* Your goal
Every line must be returned precisely as it is written.

* Records shown
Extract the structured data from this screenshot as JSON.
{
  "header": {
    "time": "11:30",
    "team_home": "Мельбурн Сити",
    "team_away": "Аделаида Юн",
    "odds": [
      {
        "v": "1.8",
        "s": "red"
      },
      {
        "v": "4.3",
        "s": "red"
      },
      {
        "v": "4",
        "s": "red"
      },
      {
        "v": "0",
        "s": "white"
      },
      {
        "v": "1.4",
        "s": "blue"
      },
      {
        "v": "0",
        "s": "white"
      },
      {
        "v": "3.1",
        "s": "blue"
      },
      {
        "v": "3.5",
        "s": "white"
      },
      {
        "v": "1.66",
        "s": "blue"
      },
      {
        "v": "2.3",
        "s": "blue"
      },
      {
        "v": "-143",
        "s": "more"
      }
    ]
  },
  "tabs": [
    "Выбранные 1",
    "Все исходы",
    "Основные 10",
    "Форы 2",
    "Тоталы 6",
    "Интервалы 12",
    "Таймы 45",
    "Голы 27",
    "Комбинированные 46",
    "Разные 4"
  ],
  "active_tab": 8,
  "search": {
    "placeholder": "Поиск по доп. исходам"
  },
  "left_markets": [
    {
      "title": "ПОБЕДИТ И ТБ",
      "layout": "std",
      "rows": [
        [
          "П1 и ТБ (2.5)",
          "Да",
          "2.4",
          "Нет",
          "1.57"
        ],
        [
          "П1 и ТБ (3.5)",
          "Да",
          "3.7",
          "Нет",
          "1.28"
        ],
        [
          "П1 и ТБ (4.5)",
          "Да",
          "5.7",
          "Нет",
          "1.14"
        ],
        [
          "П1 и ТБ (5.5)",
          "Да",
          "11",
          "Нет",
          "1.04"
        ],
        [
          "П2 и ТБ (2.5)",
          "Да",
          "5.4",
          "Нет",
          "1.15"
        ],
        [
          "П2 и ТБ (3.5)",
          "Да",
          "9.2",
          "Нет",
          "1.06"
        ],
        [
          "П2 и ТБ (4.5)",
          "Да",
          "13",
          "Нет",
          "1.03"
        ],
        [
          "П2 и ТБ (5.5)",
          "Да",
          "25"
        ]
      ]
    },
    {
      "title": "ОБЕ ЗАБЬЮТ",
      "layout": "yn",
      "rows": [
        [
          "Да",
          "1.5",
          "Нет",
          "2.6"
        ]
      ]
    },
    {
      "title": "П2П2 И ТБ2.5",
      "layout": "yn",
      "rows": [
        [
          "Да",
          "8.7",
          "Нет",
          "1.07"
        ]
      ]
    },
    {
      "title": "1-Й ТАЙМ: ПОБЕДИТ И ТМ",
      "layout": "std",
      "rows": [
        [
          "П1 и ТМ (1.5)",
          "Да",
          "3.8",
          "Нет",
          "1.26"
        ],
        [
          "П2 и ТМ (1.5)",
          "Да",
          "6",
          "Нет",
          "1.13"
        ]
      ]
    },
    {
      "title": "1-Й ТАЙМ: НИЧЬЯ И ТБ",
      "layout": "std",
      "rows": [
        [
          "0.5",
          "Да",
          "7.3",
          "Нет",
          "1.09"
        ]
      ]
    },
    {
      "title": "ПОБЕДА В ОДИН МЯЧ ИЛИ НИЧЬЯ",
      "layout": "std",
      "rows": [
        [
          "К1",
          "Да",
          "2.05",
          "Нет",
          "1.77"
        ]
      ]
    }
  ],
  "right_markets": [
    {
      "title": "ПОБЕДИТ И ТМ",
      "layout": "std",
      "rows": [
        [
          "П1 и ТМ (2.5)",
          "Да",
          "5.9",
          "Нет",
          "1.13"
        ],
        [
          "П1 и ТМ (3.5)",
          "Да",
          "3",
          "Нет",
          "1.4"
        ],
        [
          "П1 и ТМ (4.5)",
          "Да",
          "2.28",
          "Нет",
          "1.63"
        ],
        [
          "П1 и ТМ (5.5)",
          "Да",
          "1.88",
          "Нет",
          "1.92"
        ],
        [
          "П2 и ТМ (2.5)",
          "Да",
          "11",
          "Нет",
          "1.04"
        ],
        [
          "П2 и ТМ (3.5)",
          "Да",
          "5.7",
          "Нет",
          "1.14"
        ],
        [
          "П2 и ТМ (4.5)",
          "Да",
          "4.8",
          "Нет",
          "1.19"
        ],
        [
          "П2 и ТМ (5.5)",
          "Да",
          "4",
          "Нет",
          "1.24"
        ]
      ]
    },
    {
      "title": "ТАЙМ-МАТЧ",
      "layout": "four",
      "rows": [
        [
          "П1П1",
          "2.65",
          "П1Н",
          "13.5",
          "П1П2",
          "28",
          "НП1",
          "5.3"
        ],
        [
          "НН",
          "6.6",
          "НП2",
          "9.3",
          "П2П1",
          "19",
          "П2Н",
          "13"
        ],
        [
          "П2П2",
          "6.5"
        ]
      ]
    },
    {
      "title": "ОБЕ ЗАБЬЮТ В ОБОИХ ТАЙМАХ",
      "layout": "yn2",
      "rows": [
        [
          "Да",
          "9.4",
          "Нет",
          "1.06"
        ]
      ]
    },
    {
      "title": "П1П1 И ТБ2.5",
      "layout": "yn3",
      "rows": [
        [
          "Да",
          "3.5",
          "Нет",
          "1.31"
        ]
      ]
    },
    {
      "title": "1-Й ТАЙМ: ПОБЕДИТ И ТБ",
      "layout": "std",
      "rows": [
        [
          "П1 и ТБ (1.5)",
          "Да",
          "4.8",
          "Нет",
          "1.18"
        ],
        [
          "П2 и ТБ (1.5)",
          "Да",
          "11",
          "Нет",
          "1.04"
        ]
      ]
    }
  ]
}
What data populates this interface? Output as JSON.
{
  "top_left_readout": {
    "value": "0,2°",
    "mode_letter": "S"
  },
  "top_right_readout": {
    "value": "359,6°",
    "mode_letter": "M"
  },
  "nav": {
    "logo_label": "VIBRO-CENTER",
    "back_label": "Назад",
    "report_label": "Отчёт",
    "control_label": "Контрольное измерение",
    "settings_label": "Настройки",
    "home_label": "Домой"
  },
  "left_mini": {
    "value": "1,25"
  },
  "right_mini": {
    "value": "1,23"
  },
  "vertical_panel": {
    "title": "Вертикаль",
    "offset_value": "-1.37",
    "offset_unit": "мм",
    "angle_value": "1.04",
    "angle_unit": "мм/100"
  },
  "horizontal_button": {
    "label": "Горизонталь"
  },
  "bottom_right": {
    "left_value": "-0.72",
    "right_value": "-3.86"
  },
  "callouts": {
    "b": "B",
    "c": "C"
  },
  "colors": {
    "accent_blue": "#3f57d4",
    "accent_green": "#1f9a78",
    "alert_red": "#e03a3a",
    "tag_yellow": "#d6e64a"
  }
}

* Result
Extract the structured data from this screenshot as JSON.
{
  "header": {
    "time": "11:30",
    "team_home": "Мельбурн Сити",
    "team_away": "Аделаида Юн",
    "odds": [
      {
        "v": "1.8",
        "s": "red"
      },
      {
        "v": "4.3",
        "s": "red"
      },
      {
        "v": "4",
        "s": "red"
      },
      {
        "v": "0",
        "s": "white"
      },
      {
        "v": "1.4",
        "s": "blue"
      },
      {
        "v": "0",
        "s": "white"
      },
      {
        "v": "3.1",
        "s": "blue"
      },
      {
        "v": "3.5",
        "s": "white"
      },
      {
        "v": "1.66",
        "s": "blue"
      },
      {
        "v": "2.3",
        "s": "blue"
      },
      {
        "v": "-143",
        "s": "more"
      }
    ]
  },
  "tabs": [
    "Выбранные 1",
    "Все исходы",
    "Основные 10",
    "Форы 2",
    "Тоталы 6",
    "Интервалы 12",
    "Таймы 45",
    "Голы 27",
    "Комбинированные 46",
    "Разные 4"
  ],
  "active_tab": 8,
  "search": {
    "placeholder": "Поиск по доп. исходам"
  },
  "left_markets": [
    {
      "title": "ПОБЕДИТ И ТБ",
      "layout": "std",
      "rows": [
        [
          "П1 и ТБ (2.5)",
          "Да",
          "2.4",
          "Нет",
          "1.57"
        ],
        [
          "П1 и ТБ (3.5)",
          "Да",
          "3.7",
          "Нет",
          "1.28"
        ],
        [
          "П1 и ТБ (4.5)",
          "Да",
          "5.7",
          "Нет",
          "1.14"
        ],
        [
          "П1 и ТБ (5.5)",
          "Да",
          "11",
          "Нет",
          "1.04"
        ],
        [
          "П2 и ТБ (2.5)",
          "Да",
          "5.4",
          "Нет",
          "1.15"
        ],
        [
          "П2 и ТБ (3.5)",
          "Да",
          "9.2",
          "Нет",
          "1.06"
        ],
        [
          "П2 и ТБ (4.5)",
          "Да",
          "13",
          "Нет",
          "1.03"
        ],
        [
          "П2 и ТБ (5.5)",
          "Да",
          "25"
        ]
      ]
    },
    {
      "title": "ОБЕ ЗАБЬЮТ",
      "layout": "yn",
      "rows": [
        [
          "Да",
          "1.5",
          "Нет",
          "2.6"
        ]
      ]
    },
    {
      "title": "П2П2 И ТБ2.5",
      "layout": "yn",
      "rows": [
        [
          "Да",
          "8.7",
          "Нет",
          "1.07"
        ]
      ]
    },
    {
      "title": "1-Й ТАЙМ: ПОБЕДИТ И ТМ",
      "layout": "std",
      "rows": [
        [
          "П1 и ТМ (1.5)",
          "Да",
          "3.8",
          "Нет",
          "1.26"
        ],
        [
          "П2 и ТМ (1.5)",
          "Да",
          "6",
          "Нет",
          "1.13"
        ]
      ]
    },
    {
      "title": "1-Й ТАЙМ: НИЧЬЯ И ТБ",
      "layout": "std",
      "rows": [
        [
          "0.5",
          "Да",
          "7.3",
          "Нет",
          "1.09"
        ]
      ]
    },
    {
      "title": "ПОБЕДА В ОДИН МЯЧ ИЛИ НИЧЬЯ",
      "layout": "std",
      "rows": [
        [
          "К1",
          "Да",
          "2.05",
          "Нет",
          "1.77"
        ]
      ]
    }
  ],
  "right_markets": [
    {
      "title": "ПОБЕДИТ И ТМ",
      "layout": "std",
      "rows": [
        [
          "П1 и ТМ (2.5)",
          "Да",
          "5.9",
          "Нет",
          "1.13"
        ],
        [
          "П1 и ТМ (3.5)",
          "Да",
          "3",
          "Нет",
          "1.4"
        ],
        [
          "П1 и ТМ (4.5)",
          "Да",
          "2.28",
          "Нет",
          "1.63"
        ],
        [
          "П1 и ТМ (5.5)",
          "Да",
          "1.88",
          "Нет",
          "1.92"
        ],
        [
          "П2 и ТМ (2.5)",
          "Да",
          "11",
          "Нет",
          "1.04"
        ],
        [
          "П2 и ТМ (3.5)",
          "Да",
          "5.7",
          "Нет",
          "1.14"
        ],
        [
          "П2 и ТМ (4.5)",
          "Да",
          "4.8",
          "Нет",
          "1.19"
        ],
        [
          "П2 и ТМ (5.5)",
          "Да",
          "4",
          "Нет",
          "1.24"
        ]
      ]
    },
    {
      "title": "ТАЙМ-МАТЧ",
      "layout": "four",
      "rows": [
        [
          "П1П1",
          "2.65",
          "П1Н",
          "13.5",
          "П1П2",
          "28",
          "НП1",
          "5.3"
        ],
        [
          "НН",
          "6.6",
          "НП2",
          "9.3",
          "П2П1",
          "19",
          "П2Н",
          "13"
        ],
        [
          "П2П2",
          "6.5"
        ]
      ]
    },
    {
      "title": "ОБЕ ЗАБЬЮТ В ОБОИХ ТАЙМАХ",
      "layout": "yn2",
      "rows": [
        [
          "Да",
          "9.4",
          "Нет",
          "1.06"
        ]
      ]
    },
    {
      "title": "П1П1 И ТБ2.5",
      "layout": "yn3",
      "rows": [
        [
          "Да",
          "3.5",
          "Нет",
          "1.31"
        ]
      ]
    },
    {
      "title": "1-Й ТАЙМ: ПОБЕДИТ И ТБ",
      "layout": "std",
      "rows": [
        [
          "П1 и ТБ (1.5)",
          "Да",
          "4.8",
          "Нет",
          "1.18"
        ],
        [
          "П2 и ТБ (1.5)",
          "Да",
          "11",
          "Нет",
          "1.04"
        ]
      ]
    }
  ]
}
What data populates this interface? Output as JSON.
{
  "top_left_readout": {
    "value": "0,2°",
    "mode_letter": "S"
  },
  "top_right_readout": {
    "value": "359,6°",
    "mode_letter": "M"
  },
  "nav": {
    "logo_label": "VIBRO-CENTER",
    "back_label": "Назад",
    "report_label": "Отчёт",
    "control_label": "Контрольное измерение",
    "settings_label": "Настройки",
    "home_label": "Домой"
  },
  "left_mini": {
    "value": "1,25"
  },
  "right_mini": {
    "value": "1,23"
  },
  "vertical_panel": {
    "title": "Вертикаль",
    "offset_value": "-1.37",
    "offset_unit": "мм",
    "angle_value": "1.04",
    "angle_unit": "мм/100"
  },
  "horizontal_button": {
    "label": "Горизонталь"
  },
  "bottom_right": {
    "left_value": "-0.72",
    "right_value": "-3.86"
  },
  "callouts": {
    "b": "B",
    "c": "C"
  },
  "colors": {
    "accent_blue": "#3f57d4",
    "accent_green": "#1f9a78",
    "alert_red": "#e03a3a",
    "tag_yellow": "#d6e64a"
  }
}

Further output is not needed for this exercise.